* Task to complete *
Return the listing word for word, as given.

** Start **

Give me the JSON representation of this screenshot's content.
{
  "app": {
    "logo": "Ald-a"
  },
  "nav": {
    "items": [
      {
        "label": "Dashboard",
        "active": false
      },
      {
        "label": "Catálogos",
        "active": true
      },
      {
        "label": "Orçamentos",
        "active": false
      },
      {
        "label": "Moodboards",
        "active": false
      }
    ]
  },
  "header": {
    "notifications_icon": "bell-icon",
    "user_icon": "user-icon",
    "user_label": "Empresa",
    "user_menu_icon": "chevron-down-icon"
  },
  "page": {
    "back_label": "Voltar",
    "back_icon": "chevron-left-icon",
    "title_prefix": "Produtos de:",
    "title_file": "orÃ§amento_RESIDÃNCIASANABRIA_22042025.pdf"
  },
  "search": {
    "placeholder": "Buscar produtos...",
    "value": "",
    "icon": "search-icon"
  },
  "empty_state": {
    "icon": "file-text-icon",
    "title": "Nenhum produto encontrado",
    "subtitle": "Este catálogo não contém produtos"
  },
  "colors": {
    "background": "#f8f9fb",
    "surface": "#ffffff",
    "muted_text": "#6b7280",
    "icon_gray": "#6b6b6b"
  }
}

** End **

* Answer to this exercise *
Give me the JSON representation of this screenshot's content.
{
  "app": {
    "logo": "Ald-a"
  },
  "nav": {
    "items": [
      {
        "label": "Dashboard",
        "active": false
      },
      {
        "label": "Catálogos",
        "active": true
      },
      {
        "label": "Orçamentos",
        "active": false
      },
      {
        "label": "Moodboards",
        "active": false
      }
    ]
  },
  "header": {
    "notifications_icon": "bell-icon",
    "user_icon": "user-icon",
    "user_label": "Empresa",
    "user_menu_icon": "chevron-down-icon"
  },
  "page": {
    "back_label": "Voltar",
    "back_icon": "chevron-left-icon",
    "title_prefix": "Produtos de:",
    "title_file": "orÃ§amento_RESIDÃNCIASANABRIA_22042025.pdf"
  },
  "search": {
    "placeholder": "Buscar produtos...",
    "value": "",
    "icon": "search-icon"
  },
  "empty_state": {
    "icon": "file-text-icon",
    "title": "Nenhum produto encontrado",
    "subtitle": "Este catálogo não contém produtos"
  },
  "colors": {
    "background": "#f8f9fb",
    "surface": "#ffffff",
    "muted_text": "#6b7280",
    "icon_gray": "#6b6b6b"
  }
}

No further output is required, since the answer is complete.